__Given request__
Track down the lines that contain "Discharge" and copy them.

__Dataset rows__
** begin **
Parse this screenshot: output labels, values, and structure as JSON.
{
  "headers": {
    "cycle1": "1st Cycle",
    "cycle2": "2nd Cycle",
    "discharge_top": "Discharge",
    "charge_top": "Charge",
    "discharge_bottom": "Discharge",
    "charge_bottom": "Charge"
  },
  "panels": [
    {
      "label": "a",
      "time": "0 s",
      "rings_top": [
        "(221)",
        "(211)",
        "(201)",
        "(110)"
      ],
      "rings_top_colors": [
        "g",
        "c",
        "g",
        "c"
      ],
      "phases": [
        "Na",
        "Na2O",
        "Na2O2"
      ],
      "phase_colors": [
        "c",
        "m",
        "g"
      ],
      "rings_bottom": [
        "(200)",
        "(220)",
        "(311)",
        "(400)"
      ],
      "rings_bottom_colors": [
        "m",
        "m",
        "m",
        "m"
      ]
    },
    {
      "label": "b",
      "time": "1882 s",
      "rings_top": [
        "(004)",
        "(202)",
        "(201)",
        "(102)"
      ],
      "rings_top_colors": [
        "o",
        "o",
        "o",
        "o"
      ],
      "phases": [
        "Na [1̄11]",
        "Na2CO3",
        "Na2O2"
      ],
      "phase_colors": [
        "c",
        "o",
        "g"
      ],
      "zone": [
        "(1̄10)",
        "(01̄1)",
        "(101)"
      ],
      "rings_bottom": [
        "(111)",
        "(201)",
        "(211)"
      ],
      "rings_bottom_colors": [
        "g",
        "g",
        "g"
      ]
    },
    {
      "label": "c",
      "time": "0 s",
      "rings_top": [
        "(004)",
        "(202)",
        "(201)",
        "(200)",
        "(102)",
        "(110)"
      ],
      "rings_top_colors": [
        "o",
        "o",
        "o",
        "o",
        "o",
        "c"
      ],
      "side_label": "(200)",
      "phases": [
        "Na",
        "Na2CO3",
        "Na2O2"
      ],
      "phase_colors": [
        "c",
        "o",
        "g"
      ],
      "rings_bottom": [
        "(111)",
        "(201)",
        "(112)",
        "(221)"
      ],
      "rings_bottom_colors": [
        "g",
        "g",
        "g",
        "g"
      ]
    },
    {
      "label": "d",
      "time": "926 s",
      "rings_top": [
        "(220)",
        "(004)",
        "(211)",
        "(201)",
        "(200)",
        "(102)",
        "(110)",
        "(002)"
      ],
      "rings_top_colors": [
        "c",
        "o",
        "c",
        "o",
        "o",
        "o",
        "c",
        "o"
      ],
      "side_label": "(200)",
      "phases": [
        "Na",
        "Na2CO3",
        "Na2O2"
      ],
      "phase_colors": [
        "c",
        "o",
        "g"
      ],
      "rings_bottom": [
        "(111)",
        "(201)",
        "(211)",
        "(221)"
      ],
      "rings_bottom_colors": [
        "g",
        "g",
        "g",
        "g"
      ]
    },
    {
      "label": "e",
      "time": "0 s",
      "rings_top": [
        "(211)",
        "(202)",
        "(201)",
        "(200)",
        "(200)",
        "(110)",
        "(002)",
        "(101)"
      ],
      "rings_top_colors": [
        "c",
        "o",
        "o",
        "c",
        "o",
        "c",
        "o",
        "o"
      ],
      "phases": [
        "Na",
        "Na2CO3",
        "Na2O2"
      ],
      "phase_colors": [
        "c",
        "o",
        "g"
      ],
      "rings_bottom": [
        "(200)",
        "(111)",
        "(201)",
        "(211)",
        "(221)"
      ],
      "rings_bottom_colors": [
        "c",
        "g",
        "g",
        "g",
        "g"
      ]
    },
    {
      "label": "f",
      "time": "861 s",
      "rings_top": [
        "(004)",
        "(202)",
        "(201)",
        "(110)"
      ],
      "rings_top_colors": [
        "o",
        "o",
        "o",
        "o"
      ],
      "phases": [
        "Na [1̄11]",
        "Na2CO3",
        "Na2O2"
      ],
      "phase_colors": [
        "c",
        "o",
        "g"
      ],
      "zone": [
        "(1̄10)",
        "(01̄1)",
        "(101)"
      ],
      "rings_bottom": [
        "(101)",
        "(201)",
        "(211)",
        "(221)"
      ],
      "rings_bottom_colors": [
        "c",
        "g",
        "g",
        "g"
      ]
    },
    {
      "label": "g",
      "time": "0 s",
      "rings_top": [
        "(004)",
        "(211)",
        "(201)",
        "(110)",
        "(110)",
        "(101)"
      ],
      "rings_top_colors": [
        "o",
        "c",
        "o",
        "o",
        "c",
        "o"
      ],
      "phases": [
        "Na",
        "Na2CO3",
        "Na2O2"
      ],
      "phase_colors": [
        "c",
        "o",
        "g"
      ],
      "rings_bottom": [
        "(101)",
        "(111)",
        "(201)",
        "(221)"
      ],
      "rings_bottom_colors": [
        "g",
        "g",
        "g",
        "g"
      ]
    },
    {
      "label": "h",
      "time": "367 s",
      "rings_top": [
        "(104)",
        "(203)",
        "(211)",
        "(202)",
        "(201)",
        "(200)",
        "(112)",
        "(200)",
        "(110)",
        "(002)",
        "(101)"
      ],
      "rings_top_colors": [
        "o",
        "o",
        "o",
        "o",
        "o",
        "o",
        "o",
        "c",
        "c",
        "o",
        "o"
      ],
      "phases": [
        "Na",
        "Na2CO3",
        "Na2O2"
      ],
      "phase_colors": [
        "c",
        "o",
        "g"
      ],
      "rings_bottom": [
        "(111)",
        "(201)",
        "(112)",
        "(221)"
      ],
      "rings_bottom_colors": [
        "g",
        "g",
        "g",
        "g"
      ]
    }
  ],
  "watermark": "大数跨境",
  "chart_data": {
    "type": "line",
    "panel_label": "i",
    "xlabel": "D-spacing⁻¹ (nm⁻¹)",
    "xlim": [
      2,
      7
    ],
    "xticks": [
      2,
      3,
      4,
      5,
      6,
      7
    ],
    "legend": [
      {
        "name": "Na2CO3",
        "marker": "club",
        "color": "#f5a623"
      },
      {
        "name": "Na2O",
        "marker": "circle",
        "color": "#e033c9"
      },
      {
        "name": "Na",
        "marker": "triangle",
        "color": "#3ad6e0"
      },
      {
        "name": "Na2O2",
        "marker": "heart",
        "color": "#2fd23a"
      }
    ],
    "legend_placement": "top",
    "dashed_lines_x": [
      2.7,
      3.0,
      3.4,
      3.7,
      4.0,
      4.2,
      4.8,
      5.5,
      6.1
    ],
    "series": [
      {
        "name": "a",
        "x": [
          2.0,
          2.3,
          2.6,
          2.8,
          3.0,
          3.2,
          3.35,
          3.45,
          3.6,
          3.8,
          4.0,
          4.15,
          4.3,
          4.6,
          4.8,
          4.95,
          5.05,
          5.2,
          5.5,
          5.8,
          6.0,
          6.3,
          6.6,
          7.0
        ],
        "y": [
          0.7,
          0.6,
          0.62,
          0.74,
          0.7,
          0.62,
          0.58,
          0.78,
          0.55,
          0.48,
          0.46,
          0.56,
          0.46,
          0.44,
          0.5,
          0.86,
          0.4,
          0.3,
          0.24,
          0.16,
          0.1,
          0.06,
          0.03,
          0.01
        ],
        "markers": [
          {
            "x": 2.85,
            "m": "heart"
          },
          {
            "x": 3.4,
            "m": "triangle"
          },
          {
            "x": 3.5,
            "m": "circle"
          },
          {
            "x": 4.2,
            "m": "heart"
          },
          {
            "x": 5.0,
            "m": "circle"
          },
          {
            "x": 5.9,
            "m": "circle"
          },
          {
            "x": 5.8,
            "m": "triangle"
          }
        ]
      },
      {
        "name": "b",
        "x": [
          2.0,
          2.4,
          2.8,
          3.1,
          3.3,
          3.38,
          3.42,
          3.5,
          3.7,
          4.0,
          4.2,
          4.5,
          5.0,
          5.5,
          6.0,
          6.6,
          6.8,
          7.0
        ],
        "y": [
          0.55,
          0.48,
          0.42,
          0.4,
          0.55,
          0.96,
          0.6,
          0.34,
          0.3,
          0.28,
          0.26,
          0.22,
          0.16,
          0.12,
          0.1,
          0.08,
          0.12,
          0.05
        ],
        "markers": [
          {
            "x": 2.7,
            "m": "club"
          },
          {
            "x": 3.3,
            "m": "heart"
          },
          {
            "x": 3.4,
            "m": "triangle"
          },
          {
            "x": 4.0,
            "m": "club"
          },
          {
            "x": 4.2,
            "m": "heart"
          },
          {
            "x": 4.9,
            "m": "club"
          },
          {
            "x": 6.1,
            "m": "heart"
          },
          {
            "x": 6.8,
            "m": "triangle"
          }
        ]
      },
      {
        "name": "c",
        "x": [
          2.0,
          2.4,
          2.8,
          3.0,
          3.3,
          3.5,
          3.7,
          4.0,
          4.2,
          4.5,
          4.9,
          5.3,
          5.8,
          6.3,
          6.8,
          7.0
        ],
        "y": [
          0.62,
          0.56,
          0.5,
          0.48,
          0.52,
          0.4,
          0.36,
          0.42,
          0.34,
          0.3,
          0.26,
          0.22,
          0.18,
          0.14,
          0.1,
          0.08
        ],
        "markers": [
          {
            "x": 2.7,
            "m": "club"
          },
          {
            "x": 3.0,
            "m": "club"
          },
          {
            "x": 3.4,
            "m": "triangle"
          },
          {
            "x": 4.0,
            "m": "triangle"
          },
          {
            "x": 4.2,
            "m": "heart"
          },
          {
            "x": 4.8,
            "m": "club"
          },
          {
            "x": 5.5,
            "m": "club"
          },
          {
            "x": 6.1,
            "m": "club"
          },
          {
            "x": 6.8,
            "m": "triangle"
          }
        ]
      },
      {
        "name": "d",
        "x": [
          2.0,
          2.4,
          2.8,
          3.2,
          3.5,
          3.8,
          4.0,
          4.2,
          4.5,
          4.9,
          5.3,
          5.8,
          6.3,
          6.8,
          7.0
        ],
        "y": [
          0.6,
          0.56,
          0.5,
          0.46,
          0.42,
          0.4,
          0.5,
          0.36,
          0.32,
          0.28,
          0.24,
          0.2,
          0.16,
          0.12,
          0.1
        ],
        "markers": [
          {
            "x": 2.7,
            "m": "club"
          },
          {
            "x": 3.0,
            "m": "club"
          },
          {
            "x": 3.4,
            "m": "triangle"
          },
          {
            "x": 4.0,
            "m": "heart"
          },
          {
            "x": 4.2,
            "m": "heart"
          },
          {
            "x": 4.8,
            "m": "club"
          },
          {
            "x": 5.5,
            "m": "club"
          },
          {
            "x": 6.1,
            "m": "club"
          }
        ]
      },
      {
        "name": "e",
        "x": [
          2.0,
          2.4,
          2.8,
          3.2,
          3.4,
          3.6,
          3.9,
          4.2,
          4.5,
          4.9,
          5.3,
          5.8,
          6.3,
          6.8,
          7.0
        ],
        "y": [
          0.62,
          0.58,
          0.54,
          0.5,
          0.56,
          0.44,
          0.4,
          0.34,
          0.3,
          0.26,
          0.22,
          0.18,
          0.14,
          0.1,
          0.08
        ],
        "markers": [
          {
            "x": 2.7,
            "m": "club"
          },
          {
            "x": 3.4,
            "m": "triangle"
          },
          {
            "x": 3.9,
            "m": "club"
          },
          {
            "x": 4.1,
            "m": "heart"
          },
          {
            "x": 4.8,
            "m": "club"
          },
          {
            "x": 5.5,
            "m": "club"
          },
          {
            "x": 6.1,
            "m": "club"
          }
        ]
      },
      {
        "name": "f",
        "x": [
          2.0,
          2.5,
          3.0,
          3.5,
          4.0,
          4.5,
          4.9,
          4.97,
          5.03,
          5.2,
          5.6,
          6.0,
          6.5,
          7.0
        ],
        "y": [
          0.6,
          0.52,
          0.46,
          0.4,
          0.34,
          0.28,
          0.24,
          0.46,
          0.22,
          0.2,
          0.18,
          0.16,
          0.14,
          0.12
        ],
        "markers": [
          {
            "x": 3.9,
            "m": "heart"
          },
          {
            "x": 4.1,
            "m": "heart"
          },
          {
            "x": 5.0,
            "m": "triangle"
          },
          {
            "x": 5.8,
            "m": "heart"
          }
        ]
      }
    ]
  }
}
** end **
__Task response__
    "discharge_top": "Discharge",
    "discharge_bottom": "Discharge",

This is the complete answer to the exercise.